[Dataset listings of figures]
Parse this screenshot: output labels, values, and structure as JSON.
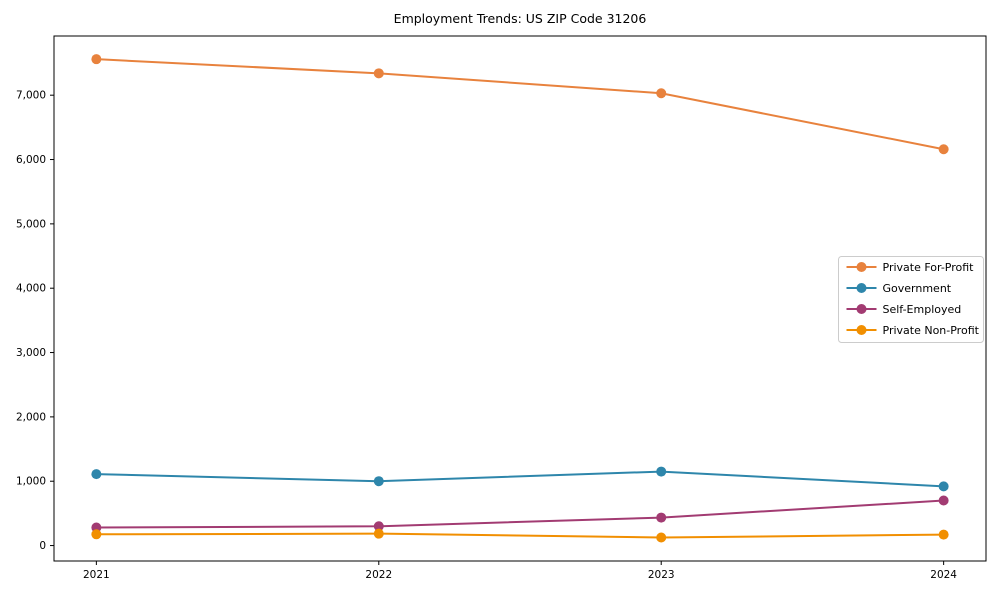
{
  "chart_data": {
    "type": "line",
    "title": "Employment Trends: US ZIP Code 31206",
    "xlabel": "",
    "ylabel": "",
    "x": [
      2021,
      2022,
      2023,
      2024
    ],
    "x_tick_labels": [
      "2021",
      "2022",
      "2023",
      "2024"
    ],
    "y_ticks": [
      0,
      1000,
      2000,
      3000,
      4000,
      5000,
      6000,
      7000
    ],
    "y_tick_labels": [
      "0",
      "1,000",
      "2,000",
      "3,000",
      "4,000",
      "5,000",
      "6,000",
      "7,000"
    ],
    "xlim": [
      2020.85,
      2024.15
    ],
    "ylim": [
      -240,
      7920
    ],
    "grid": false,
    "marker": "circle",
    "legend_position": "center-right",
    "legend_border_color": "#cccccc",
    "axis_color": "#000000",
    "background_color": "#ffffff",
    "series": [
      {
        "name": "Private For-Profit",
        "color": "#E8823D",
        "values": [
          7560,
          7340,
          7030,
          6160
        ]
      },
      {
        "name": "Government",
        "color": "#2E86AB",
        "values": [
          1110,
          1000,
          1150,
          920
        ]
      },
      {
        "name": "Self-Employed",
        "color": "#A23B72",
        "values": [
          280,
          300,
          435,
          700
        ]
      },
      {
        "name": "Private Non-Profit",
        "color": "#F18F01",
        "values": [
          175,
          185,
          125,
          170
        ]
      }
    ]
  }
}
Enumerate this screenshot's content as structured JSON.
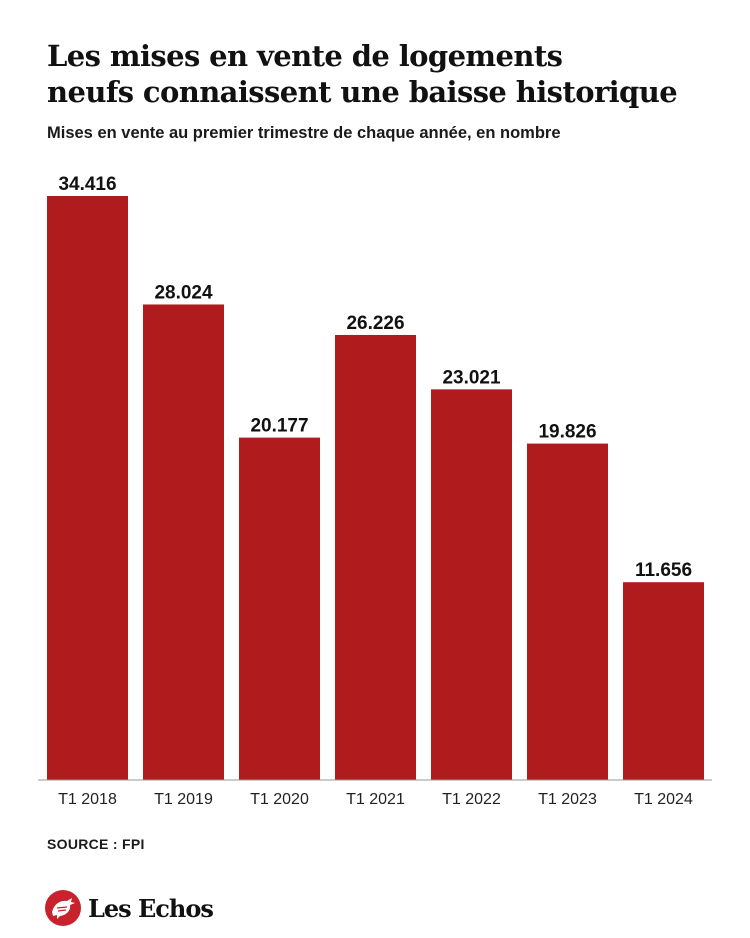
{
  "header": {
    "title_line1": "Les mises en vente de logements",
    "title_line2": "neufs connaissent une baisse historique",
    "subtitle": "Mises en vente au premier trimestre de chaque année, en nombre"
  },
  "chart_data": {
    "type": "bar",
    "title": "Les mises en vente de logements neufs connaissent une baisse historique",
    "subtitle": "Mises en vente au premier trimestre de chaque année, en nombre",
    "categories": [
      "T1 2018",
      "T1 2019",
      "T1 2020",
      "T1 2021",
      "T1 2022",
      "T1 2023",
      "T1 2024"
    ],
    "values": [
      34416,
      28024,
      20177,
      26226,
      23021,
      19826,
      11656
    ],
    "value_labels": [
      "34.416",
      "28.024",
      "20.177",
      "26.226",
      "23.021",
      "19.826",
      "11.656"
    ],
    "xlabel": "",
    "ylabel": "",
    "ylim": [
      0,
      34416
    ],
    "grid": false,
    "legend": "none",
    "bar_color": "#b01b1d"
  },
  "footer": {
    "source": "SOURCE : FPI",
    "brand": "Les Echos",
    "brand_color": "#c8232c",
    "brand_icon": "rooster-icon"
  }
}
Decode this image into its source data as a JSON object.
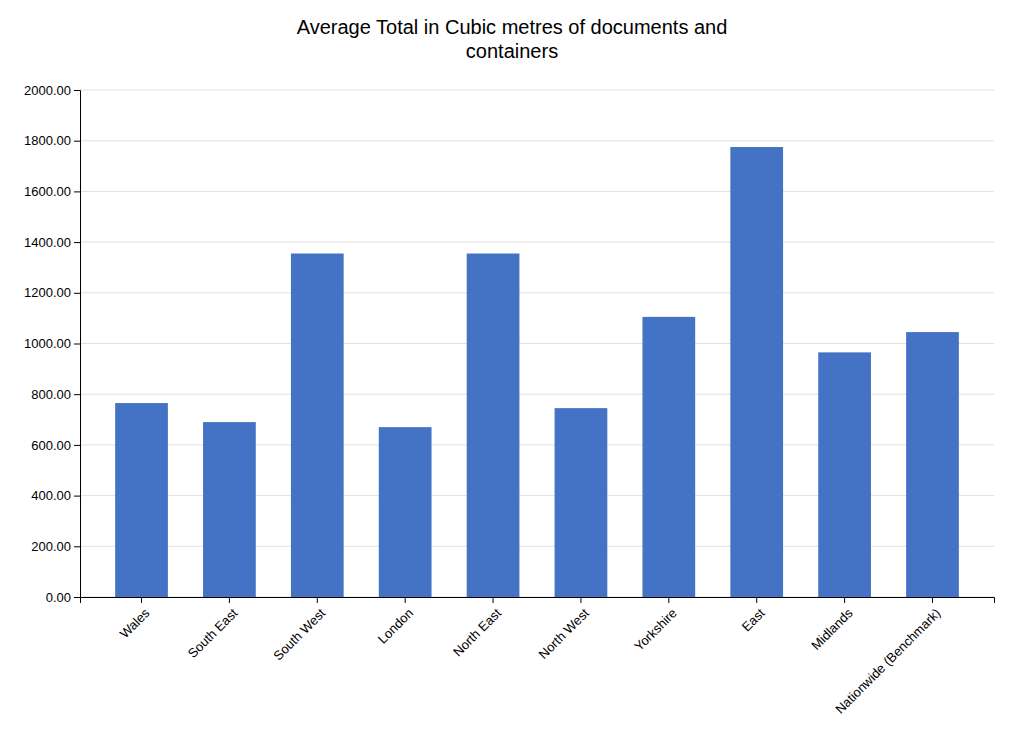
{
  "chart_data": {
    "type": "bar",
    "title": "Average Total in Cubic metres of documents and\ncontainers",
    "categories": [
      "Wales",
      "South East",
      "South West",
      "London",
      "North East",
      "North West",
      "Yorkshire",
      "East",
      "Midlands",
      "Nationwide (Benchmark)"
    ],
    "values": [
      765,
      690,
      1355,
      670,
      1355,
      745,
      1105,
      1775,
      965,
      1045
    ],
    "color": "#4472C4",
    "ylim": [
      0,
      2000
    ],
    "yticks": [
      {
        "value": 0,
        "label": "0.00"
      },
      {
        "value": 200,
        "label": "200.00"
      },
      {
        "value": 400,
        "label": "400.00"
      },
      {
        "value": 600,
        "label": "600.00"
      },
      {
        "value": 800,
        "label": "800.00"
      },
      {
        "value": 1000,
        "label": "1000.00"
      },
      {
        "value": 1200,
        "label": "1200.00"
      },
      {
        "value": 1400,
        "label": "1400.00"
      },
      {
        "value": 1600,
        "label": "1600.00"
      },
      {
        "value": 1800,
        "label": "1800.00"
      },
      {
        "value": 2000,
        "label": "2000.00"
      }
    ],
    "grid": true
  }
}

■ WHAT IS NEEDED:
Leave out every picture and copy verbatim the lines running from the line containing "Decode this image" through the final line of the data.

■ THE REPLY:
Decode this image into its source data as a JSON object.
{
  "chart_data": {
    "type": "bar",
    "title": "Average Total in Cubic metres of documents and\ncontainers",
    "categories": [
      "Wales",
      "South East",
      "South West",
      "London",
      "North East",
      "North West",
      "Yorkshire",
      "East",
      "Midlands",
      "Nationwide (Benchmark)"
    ],
    "values": [
      765,
      690,
      1355,
      670,
      1355,
      745,
      1105,
      1775,
      965,
      1045
    ],
    "color": "#4472C4",
    "ylim": [
      0,
      2000
    ],
    "yticks": [
      {
        "value": 0,
        "label": "0.00"
      },
      {
        "value": 200,
        "label": "200.00"
      },
      {
        "value": 400,
        "label": "400.00"
      },
      {
        "value": 600,
        "label": "600.00"
      },
      {
        "value": 800,
        "label": "800.00"
      },
      {
        "value": 1000,
        "label": "1000.00"
      },
      {
        "value": 1200,
        "label": "1200.00"
      },
      {
        "value": 1400,
        "label": "1400.00"
      },
      {
        "value": 1600,
        "label": "1600.00"
      },
      {
        "value": 1800,
        "label": "1800.00"
      },
      {
        "value": 2000,
        "label": "2000.00"
      }
    ],
    "grid": true
  }
}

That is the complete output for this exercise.